**SHORT PROBLEM:**
Pick out all lines in the listing holding the string "wyposażenia" and copy them.

# START OF STORED ROWS

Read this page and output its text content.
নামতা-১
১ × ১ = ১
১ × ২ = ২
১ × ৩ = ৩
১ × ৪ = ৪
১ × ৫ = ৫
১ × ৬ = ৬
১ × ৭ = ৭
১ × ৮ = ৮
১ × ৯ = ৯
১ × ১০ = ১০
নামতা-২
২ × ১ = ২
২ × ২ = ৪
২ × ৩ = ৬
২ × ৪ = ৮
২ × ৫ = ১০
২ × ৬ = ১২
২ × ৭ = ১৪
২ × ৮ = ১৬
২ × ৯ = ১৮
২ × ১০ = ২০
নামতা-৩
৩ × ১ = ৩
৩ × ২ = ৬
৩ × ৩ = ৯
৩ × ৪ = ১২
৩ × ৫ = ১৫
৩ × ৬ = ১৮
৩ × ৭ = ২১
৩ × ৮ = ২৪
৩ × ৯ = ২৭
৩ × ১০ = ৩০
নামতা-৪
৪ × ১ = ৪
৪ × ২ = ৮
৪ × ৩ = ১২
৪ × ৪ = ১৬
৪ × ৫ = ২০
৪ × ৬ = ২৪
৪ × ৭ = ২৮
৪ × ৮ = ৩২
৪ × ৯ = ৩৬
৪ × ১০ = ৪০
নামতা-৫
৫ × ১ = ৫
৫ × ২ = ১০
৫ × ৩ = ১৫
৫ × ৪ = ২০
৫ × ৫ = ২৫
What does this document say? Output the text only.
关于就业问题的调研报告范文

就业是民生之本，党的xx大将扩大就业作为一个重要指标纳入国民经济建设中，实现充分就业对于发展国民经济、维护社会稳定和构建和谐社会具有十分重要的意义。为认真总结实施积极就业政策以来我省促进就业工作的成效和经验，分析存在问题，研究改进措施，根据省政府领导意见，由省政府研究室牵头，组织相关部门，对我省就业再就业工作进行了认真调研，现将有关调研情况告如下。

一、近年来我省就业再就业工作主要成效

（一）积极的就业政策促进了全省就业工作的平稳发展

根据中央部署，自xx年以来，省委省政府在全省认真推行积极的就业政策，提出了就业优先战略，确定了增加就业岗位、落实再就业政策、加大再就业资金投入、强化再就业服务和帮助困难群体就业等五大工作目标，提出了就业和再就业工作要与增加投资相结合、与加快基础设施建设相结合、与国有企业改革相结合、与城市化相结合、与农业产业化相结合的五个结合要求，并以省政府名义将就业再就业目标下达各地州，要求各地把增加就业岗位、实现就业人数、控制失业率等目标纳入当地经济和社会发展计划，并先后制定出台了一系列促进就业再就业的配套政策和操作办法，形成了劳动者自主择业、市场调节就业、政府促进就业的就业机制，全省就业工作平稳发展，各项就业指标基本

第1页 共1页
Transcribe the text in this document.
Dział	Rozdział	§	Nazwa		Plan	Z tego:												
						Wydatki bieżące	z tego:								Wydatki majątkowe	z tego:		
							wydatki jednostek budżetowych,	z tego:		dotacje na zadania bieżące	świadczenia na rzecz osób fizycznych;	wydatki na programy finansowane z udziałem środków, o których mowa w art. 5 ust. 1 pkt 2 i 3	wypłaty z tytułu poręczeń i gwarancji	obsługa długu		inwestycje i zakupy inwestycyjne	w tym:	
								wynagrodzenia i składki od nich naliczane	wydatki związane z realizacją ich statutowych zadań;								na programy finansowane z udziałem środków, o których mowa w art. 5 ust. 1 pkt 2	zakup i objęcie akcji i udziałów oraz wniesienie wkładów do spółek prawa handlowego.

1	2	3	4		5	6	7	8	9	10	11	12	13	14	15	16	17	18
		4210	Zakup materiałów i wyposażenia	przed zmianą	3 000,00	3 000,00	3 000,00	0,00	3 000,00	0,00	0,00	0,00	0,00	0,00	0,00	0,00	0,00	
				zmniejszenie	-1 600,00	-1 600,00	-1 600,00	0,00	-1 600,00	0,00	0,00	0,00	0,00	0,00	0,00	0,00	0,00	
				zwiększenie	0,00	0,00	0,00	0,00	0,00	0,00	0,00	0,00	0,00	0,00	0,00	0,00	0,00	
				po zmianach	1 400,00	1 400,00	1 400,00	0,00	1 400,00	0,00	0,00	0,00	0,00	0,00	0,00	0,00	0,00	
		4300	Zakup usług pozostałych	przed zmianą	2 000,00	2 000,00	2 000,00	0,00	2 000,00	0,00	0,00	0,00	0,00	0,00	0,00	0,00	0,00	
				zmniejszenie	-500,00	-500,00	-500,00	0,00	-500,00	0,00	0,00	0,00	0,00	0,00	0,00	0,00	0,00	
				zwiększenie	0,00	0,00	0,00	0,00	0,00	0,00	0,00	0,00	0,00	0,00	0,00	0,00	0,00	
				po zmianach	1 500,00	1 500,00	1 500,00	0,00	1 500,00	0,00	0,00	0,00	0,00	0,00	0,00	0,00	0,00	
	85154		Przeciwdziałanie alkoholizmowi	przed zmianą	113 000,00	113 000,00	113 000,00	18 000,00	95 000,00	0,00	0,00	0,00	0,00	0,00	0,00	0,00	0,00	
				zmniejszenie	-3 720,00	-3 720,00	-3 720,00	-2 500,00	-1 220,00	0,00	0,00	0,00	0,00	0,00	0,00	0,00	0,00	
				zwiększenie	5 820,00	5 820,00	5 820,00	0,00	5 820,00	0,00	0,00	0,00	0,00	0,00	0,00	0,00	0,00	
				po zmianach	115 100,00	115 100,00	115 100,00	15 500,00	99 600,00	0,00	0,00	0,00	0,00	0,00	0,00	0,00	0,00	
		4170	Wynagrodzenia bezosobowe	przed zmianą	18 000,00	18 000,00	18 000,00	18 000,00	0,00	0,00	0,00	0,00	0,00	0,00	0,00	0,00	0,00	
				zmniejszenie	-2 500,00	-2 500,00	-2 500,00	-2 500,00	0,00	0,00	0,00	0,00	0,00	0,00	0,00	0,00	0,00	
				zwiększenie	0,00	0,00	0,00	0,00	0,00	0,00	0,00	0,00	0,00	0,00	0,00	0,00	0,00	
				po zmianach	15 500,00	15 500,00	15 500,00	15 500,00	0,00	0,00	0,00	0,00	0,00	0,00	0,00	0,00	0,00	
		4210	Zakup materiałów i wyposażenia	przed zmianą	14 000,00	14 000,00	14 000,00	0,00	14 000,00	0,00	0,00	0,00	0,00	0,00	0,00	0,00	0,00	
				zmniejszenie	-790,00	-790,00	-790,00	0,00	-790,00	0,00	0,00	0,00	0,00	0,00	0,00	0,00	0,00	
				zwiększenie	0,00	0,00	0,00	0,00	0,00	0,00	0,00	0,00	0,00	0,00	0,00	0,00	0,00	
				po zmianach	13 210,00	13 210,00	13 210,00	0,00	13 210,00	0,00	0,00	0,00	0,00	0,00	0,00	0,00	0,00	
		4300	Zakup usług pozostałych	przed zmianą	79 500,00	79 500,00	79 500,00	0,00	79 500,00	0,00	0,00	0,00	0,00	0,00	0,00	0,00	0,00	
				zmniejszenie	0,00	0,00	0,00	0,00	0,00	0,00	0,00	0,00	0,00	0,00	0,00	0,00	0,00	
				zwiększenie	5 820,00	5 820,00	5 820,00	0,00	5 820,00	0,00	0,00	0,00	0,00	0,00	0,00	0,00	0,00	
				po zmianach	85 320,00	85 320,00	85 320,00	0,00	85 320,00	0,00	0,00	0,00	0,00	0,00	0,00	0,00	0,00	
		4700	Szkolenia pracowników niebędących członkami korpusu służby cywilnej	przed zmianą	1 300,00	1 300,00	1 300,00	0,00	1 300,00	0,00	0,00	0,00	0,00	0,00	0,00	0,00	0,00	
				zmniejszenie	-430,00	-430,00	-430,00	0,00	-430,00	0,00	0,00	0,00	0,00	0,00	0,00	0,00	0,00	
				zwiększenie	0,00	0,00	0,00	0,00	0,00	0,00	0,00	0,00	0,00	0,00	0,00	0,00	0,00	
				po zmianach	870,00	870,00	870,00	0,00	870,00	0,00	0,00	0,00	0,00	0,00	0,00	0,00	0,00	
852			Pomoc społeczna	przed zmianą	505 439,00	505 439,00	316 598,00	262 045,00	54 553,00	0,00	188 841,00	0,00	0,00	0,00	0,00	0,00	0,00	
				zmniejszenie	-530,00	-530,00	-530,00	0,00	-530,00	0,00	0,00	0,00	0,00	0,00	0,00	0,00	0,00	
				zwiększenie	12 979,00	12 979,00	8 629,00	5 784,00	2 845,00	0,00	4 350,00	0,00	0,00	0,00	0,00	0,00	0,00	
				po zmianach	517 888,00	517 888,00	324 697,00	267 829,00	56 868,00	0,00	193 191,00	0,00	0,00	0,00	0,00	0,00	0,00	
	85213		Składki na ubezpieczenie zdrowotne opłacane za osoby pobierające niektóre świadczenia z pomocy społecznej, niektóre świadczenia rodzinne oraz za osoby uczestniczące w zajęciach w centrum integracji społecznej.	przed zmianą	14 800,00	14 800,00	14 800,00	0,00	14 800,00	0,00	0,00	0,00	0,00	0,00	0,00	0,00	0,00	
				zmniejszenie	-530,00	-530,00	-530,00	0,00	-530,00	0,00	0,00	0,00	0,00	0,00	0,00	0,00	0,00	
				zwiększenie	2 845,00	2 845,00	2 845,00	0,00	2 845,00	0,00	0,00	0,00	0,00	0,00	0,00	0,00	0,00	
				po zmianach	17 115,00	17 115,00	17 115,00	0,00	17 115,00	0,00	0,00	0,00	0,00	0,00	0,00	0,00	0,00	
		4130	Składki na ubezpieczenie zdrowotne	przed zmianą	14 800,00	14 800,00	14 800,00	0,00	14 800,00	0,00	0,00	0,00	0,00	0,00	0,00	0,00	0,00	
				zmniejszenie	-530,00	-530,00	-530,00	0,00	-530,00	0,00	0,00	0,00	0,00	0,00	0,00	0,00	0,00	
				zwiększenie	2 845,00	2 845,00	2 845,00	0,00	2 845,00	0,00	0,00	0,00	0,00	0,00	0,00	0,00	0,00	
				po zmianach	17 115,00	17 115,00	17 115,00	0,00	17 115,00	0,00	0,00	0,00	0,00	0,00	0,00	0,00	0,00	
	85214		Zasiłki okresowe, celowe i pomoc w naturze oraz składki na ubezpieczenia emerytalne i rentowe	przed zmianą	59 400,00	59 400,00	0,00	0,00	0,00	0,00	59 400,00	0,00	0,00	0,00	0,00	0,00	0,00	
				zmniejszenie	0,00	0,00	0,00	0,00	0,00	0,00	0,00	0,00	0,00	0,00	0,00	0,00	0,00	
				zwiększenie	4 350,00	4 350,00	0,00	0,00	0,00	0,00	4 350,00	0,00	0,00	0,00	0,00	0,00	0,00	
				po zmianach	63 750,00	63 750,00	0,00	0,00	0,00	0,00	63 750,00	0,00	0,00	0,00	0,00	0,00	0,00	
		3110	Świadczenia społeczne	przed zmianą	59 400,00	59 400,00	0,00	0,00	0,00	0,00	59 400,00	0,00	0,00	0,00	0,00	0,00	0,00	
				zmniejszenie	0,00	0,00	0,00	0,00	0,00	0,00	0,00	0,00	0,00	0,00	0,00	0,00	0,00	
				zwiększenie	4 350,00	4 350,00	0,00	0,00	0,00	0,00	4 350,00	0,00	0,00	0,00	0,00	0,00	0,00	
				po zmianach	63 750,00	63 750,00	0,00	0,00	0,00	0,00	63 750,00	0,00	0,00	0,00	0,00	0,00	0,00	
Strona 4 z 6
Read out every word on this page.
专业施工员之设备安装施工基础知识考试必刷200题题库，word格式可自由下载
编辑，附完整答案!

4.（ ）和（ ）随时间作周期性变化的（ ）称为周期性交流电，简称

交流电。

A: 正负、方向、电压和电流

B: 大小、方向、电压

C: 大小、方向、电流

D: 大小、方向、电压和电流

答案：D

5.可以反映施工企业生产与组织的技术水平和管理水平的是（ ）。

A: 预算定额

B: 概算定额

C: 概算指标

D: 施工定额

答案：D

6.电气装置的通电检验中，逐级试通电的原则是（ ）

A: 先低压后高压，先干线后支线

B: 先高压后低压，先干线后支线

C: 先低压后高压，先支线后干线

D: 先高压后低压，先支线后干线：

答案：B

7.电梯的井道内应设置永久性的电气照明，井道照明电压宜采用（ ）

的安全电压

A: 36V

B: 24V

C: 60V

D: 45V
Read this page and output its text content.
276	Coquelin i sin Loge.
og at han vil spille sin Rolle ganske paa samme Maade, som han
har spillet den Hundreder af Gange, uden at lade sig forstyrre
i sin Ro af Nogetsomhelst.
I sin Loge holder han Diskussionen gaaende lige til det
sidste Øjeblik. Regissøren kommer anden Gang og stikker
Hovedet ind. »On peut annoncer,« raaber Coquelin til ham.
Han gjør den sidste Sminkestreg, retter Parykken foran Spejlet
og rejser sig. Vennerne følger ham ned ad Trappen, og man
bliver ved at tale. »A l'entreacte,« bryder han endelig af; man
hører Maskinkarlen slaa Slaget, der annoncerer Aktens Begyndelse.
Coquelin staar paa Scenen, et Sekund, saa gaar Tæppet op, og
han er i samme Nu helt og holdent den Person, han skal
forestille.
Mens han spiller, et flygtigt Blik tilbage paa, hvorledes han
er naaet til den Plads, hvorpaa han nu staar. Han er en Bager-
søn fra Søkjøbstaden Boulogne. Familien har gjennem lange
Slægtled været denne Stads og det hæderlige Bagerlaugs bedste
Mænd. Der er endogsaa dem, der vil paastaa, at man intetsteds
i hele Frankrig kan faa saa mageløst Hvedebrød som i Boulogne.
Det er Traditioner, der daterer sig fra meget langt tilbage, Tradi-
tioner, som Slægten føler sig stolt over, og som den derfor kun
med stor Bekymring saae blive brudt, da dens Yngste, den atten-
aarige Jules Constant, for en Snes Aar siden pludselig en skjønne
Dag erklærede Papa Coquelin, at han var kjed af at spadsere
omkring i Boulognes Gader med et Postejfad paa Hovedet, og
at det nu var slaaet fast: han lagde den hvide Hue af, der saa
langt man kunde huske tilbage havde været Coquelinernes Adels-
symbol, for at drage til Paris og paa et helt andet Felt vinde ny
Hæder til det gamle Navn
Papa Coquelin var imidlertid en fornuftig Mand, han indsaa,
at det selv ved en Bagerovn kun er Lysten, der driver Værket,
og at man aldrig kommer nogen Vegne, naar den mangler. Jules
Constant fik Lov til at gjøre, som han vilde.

# END OF STORED ROWS

**ANSWER TO THIS TASK:**
		4210	Zakup materiałów i wyposażenia	przed zmianą	3 000,00	3 000,00	3 000,00	0,00	3 000,00	0,00	0,00	0,00	0,00	0,00	0,00	0,00	0,00	
		4210	Zakup materiałów i wyposażenia	przed zmianą	14 000,00	14 000,00	14 000,00	0,00	14 000,00	0,00	0,00	0,00	0,00	0,00	0,00	0,00	0,00	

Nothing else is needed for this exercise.